— Data supplied —
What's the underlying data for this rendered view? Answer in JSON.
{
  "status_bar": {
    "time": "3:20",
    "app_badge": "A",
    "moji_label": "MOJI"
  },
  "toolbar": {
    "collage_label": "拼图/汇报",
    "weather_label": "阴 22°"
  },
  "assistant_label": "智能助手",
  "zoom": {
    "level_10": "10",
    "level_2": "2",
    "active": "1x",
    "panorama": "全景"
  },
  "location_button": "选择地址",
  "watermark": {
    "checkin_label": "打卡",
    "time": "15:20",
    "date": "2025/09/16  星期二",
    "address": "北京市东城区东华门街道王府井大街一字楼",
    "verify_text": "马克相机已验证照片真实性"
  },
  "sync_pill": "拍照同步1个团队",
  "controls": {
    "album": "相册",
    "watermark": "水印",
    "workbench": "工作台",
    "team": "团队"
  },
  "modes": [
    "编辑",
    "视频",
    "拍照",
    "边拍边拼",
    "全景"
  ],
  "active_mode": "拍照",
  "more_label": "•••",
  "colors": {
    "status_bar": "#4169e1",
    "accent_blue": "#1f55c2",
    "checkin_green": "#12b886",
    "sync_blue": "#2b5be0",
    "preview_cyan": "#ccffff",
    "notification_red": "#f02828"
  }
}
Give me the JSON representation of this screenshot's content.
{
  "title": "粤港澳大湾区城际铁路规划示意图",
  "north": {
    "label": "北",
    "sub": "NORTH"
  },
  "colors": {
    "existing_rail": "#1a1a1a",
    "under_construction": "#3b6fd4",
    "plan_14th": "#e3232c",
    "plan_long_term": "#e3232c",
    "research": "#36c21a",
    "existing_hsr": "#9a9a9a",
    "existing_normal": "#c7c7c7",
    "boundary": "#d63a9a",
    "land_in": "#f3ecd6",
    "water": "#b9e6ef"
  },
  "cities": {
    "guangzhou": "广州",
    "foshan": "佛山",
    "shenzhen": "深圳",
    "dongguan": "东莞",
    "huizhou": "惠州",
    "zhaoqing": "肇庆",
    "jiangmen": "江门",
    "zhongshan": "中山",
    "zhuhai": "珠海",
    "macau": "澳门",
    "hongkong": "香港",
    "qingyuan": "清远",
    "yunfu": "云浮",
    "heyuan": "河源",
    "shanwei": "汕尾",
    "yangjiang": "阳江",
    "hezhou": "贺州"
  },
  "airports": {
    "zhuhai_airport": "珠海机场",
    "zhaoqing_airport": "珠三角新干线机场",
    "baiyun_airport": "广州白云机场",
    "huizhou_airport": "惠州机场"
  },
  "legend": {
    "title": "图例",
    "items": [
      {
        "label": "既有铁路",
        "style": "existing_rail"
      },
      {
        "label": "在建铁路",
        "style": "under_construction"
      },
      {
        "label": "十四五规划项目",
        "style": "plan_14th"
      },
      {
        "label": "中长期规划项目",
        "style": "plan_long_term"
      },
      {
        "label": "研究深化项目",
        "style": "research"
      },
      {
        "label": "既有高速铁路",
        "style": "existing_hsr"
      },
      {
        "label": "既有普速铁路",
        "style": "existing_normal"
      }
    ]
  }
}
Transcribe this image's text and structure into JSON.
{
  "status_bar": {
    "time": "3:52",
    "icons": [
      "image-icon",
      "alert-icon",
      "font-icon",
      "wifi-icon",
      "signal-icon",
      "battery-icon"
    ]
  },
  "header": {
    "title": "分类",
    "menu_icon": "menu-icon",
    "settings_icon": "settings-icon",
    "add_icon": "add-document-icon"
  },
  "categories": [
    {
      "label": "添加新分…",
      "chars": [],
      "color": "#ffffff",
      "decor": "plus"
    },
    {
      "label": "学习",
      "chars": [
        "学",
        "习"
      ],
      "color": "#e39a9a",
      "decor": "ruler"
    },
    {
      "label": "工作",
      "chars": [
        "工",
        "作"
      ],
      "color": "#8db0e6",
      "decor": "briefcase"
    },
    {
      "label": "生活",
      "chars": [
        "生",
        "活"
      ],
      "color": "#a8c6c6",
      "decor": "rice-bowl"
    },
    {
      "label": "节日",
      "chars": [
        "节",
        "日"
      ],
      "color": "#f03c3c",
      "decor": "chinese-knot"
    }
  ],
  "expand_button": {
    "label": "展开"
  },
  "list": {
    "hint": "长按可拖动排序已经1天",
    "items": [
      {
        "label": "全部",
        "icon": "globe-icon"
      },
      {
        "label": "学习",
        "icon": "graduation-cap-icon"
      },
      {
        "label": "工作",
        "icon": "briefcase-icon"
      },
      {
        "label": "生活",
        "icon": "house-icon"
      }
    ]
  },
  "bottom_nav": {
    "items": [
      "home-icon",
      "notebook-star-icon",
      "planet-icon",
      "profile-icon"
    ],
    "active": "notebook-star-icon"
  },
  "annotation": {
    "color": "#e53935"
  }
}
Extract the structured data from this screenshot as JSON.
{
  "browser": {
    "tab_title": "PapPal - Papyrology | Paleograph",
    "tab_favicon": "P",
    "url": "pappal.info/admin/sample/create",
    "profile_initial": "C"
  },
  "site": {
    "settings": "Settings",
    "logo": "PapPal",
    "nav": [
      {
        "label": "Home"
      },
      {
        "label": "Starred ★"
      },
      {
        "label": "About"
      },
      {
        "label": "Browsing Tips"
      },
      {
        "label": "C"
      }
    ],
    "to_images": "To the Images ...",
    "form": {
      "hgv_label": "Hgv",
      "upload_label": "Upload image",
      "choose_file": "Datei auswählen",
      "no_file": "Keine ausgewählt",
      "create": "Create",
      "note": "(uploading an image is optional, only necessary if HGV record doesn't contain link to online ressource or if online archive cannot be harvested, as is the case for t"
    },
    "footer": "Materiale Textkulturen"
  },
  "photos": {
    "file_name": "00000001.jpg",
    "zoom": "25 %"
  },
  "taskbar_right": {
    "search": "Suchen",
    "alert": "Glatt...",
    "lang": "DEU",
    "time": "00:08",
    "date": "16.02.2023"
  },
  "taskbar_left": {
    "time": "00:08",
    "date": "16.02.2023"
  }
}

— Problem details —
What is the number of lines containing "settings"? Give that number only.

— Right answer —
2